Part of a data file:
--- Start ---

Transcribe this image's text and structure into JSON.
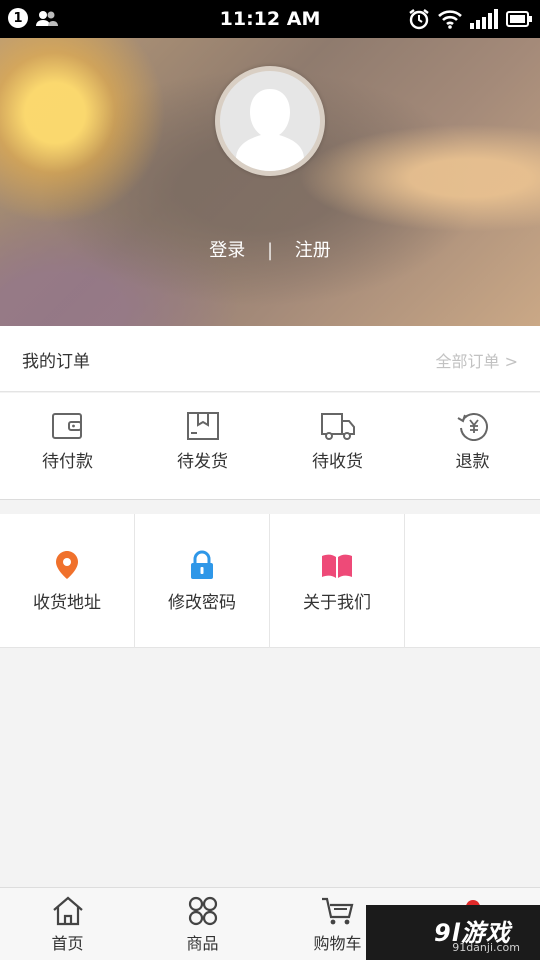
{
  "status_bar": {
    "time": "11:12 AM",
    "notification_count": "1"
  },
  "header": {
    "login_label": "登录",
    "separator": "|",
    "register_label": "注册"
  },
  "orders": {
    "title": "我的订单",
    "all_link": "全部订单 >",
    "statuses": [
      {
        "label": "待付款",
        "icon": "wallet-icon"
      },
      {
        "label": "待发货",
        "icon": "box-icon"
      },
      {
        "label": "待收货",
        "icon": "truck-icon"
      },
      {
        "label": "退款",
        "icon": "refund-icon"
      }
    ]
  },
  "tools": [
    {
      "label": "收货地址",
      "icon": "location-pin-icon",
      "color": "#f0712c"
    },
    {
      "label": "修改密码",
      "icon": "lock-icon",
      "color": "#2e97e8"
    },
    {
      "label": "关于我们",
      "icon": "book-icon",
      "color": "#ee4a78"
    }
  ],
  "tab_bar": {
    "items": [
      {
        "label": "首页",
        "icon": "home-icon"
      },
      {
        "label": "商品",
        "icon": "grid-icon"
      },
      {
        "label": "购物车",
        "icon": "cart-icon"
      }
    ]
  },
  "watermark": {
    "logo": "9l游戏",
    "url": "91danji.com"
  }
}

--- End ---

GOAL OF THE EXERCISE: Omit any images, then output the listing exactly.

ANSWER TO THE TASK:
Transcribe this image's text and structure into JSON.
{
  "status_bar": {
    "time": "11:12 AM",
    "notification_count": "1"
  },
  "header": {
    "login_label": "登录",
    "separator": "|",
    "register_label": "注册"
  },
  "orders": {
    "title": "我的订单",
    "all_link": "全部订单 >",
    "statuses": [
      {
        "label": "待付款",
        "icon": "wallet-icon"
      },
      {
        "label": "待发货",
        "icon": "box-icon"
      },
      {
        "label": "待收货",
        "icon": "truck-icon"
      },
      {
        "label": "退款",
        "icon": "refund-icon"
      }
    ]
  },
  "tools": [
    {
      "label": "收货地址",
      "icon": "location-pin-icon",
      "color": "#f0712c"
    },
    {
      "label": "修改密码",
      "icon": "lock-icon",
      "color": "#2e97e8"
    },
    {
      "label": "关于我们",
      "icon": "book-icon",
      "color": "#ee4a78"
    }
  ],
  "tab_bar": {
    "items": [
      {
        "label": "首页",
        "icon": "home-icon"
      },
      {
        "label": "商品",
        "icon": "grid-icon"
      },
      {
        "label": "购物车",
        "icon": "cart-icon"
      }
    ]
  },
  "watermark": {
    "logo": "9l游戏",
    "url": "91danji.com"
  }
}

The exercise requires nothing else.